Task goal: Leave out any picture and return the remaining listing below exactly as given.

— begin —

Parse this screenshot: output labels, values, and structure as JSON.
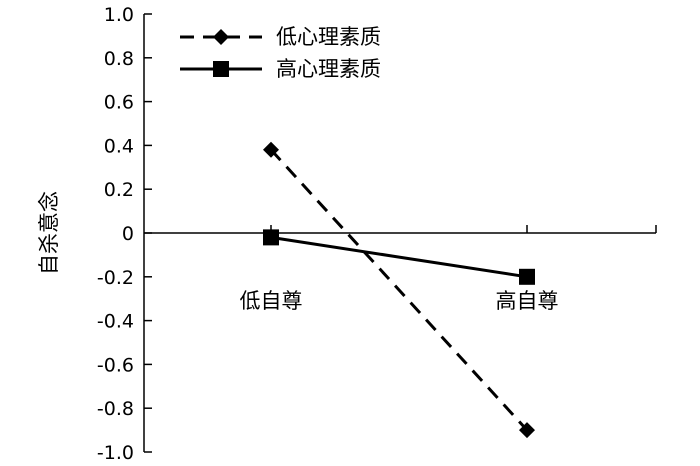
{
  "chart_data": {
    "type": "line",
    "ylabel": "自杀意念",
    "ylim": [
      -1.0,
      1.0
    ],
    "y_ticks": [
      "1.0",
      "0.8",
      "0.6",
      "0.4",
      "0.2",
      "0",
      "-0.2",
      "-0.4",
      "-0.6",
      "-0.8",
      "-1.0"
    ],
    "categories": [
      "低自尊",
      "高自尊"
    ],
    "legend_position": "top-left",
    "series": [
      {
        "name": "低心理素质",
        "values": [
          0.38,
          -0.9
        ],
        "line_style": "dashed",
        "marker": "diamond",
        "color": "#000000"
      },
      {
        "name": "高心理素质",
        "values": [
          -0.02,
          -0.2
        ],
        "line_style": "solid",
        "marker": "square",
        "color": "#000000"
      }
    ]
  }
}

— end —

Reply to the task:
Parse this screenshot: output labels, values, and structure as JSON.
{
  "chart_data": {
    "type": "line",
    "ylabel": "自杀意念",
    "ylim": [
      -1.0,
      1.0
    ],
    "y_ticks": [
      "1.0",
      "0.8",
      "0.6",
      "0.4",
      "0.2",
      "0",
      "-0.2",
      "-0.4",
      "-0.6",
      "-0.8",
      "-1.0"
    ],
    "categories": [
      "低自尊",
      "高自尊"
    ],
    "legend_position": "top-left",
    "series": [
      {
        "name": "低心理素质",
        "values": [
          0.38,
          -0.9
        ],
        "line_style": "dashed",
        "marker": "diamond",
        "color": "#000000"
      },
      {
        "name": "高心理素质",
        "values": [
          -0.02,
          -0.2
        ],
        "line_style": "solid",
        "marker": "square",
        "color": "#000000"
      }
    ]
  }
}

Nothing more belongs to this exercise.